Task description
Skip the pictures. Transcribe the rest of the data below without changing a word.

Input
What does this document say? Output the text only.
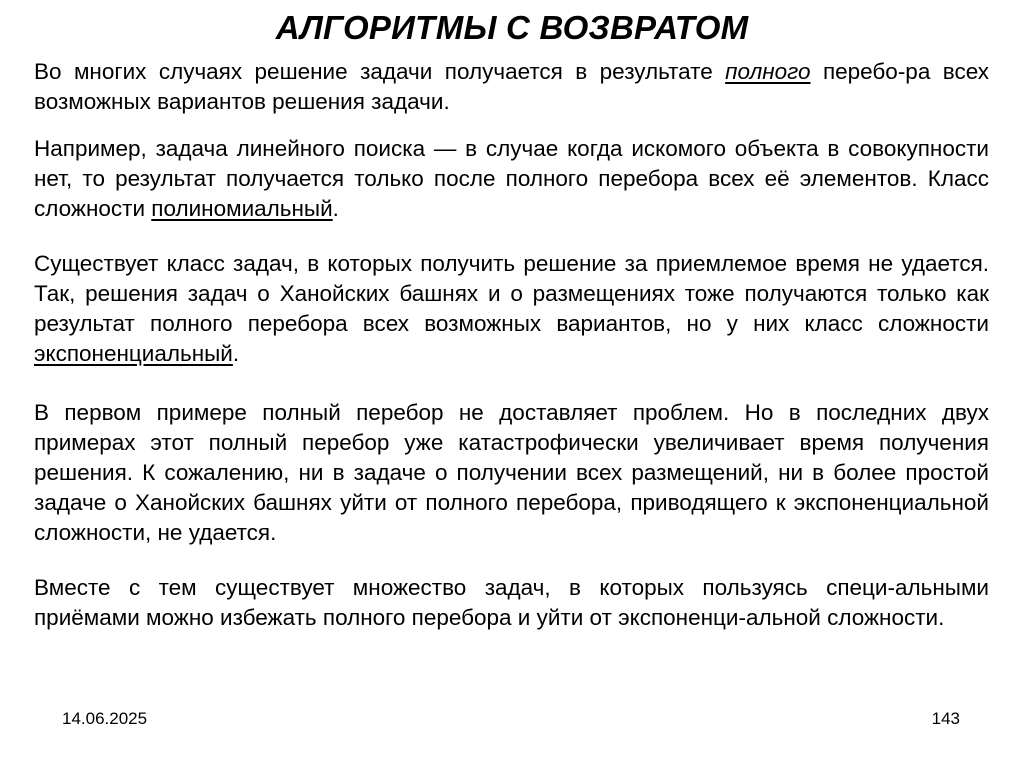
АЛГОРИТМЫ С ВОЗВРАТОМ
Во многих случаях решение задачи получается в результате полного перебо-ра всех возможных вариантов решения задачи.
Например, задача линейного поиска — в случае когда искомого объекта в совокупности нет, то результат получается только после полного перебора всех её элементов. Класс сложности полиномиальный.
Существует класс задач, в которых получить решение за приемлемое время не удается. Так, решения задач о Ханойских башнях и о размещениях тоже получаются только как результат полного перебора всех возможных вариантов, но у них класс сложности экспоненциальный.
В первом примере полный перебор не доставляет проблем. Но в последних двух примерах этот полный перебор уже катастрофически увеличивает время получения решения. К сожалению, ни в задаче о получении всех размещений, ни в более простой задаче о Ханойских башнях уйти от полного перебора, приводящего к экспоненциальной сложности, не удается.
Вместе с тем существует множество задач, в которых пользуясь специ-альными приёмами можно избежать полного перебора и уйти от экспоненци-альной сложности.
14.06.2025	143
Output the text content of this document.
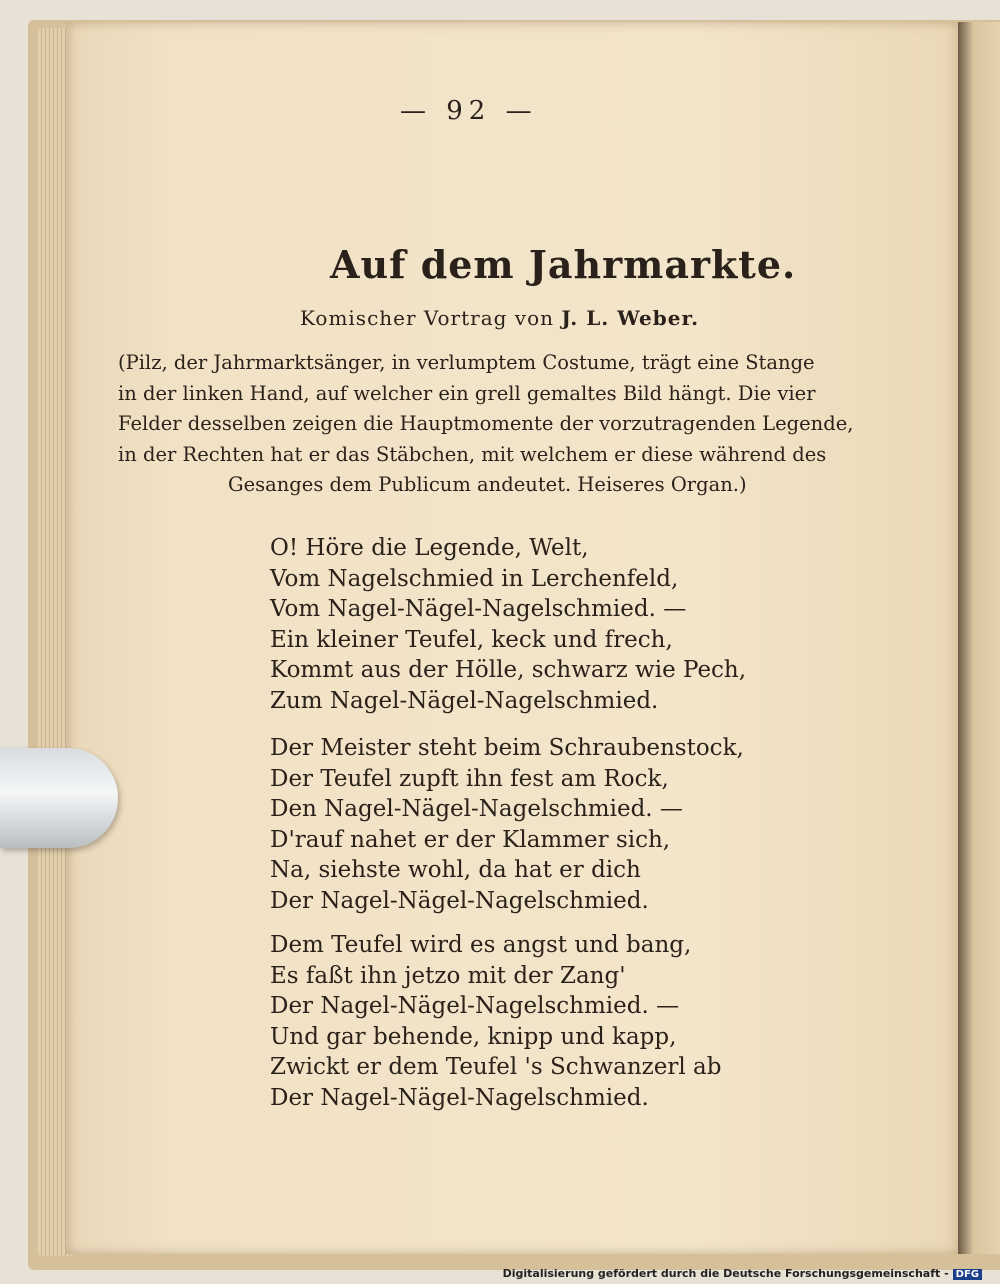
— 92 —
Auf dem Jahrmarkte.
Komischer Vortrag von J. L. Weber.
(Pilz, der Jahrmarktsänger, in verlumptem Costume, trägt eine Stange
in der linken Hand, auf welcher ein grell gemaltes Bild hängt. Die vier
Felder desselben zeigen die Hauptmomente der vorzutragenden Legende,
in der Rechten hat er das Stäbchen, mit welchem er diese während des
Gesanges dem Publicum andeutet. Heiseres Organ.)
O! Höre die Legende, Welt,
Vom Nagelschmied in Lerchenfeld,
Vom Nagel-Nägel-Nagelschmied. —
Ein kleiner Teufel, keck und frech,
Kommt aus der Hölle, schwarz wie Pech,
Zum Nagel-Nägel-Nagelschmied.
Der Meister steht beim Schraubenstock,
Der Teufel zupft ihn fest am Rock,
Den Nagel-Nägel-Nagelschmied. —
D'rauf nahet er der Klammer sich,
Na, siehste wohl, da hat er dich
Der Nagel-Nägel-Nagelschmied.
Dem Teufel wird es angst und bang,
Es faßt ihn jetzo mit der Zang'
Der Nagel-Nägel-Nagelschmied. —
Und gar behende, knipp und kapp,
Zwickt er dem Teufel 's Schwanzerl ab
Der Nagel-Nägel-Nagelschmied.
Digitalisierung gefördert durch die Deutsche Forschungsgemeinschaft - DFG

Task solution
What does this document say? Output the text only.
АЛГОРИТМЫ С ВОЗВРАТОМ
Во многих случаях решение задачи получается в результате полного перебо-ра всех возможных вариантов решения задачи.
Например, задача линейного поиска — в случае когда искомого объекта в совокупности нет, то результат получается только после полного перебора всех её элементов. Класс сложности полиномиальный.
Существует класс задач, в которых получить решение за приемлемое время не удается. Так, решения задач о Ханойских башнях и о размещениях тоже получаются только как результат полного перебора всех возможных вариантов, но у них класс сложности экспоненциальный.
В первом примере полный перебор не доставляет проблем. Но в последних двух примерах этот полный перебор уже катастрофически увеличивает время получения решения. К сожалению, ни в задаче о получении всех размещений, ни в более простой задаче о Ханойских башнях уйти от полного перебора, приводящего к экспоненциальной сложности, не удается.
Вместе с тем существует множество задач, в которых пользуясь специ-альными приёмами можно избежать полного перебора и уйти от экспоненци-альной сложности.
14.06.2025	143
Output the text content of this document.
— 92 —
Auf dem Jahrmarkte.
Komischer Vortrag von J. L. Weber.
(Pilz, der Jahrmarktsänger, in verlumptem Costume, trägt eine Stange
in der linken Hand, auf welcher ein grell gemaltes Bild hängt. Die vier
Felder desselben zeigen die Hauptmomente der vorzutragenden Legende,
in der Rechten hat er das Stäbchen, mit welchem er diese während des
Gesanges dem Publicum andeutet. Heiseres Organ.)
O! Höre die Legende, Welt,
Vom Nagelschmied in Lerchenfeld,
Vom Nagel-Nägel-Nagelschmied. —
Ein kleiner Teufel, keck und frech,
Kommt aus der Hölle, schwarz wie Pech,
Zum Nagel-Nägel-Nagelschmied.
Der Meister steht beim Schraubenstock,
Der Teufel zupft ihn fest am Rock,
Den Nagel-Nägel-Nagelschmied. —
D'rauf nahet er der Klammer sich,
Na, siehste wohl, da hat er dich
Der Nagel-Nägel-Nagelschmied.
Dem Teufel wird es angst und bang,
Es faßt ihn jetzo mit der Zang'
Der Nagel-Nägel-Nagelschmied. —
Und gar behende, knipp und kapp,
Zwickt er dem Teufel 's Schwanzerl ab
Der Nagel-Nägel-Nagelschmied.
Digitalisierung gefördert durch die Deutsche Forschungsgemeinschaft - DFG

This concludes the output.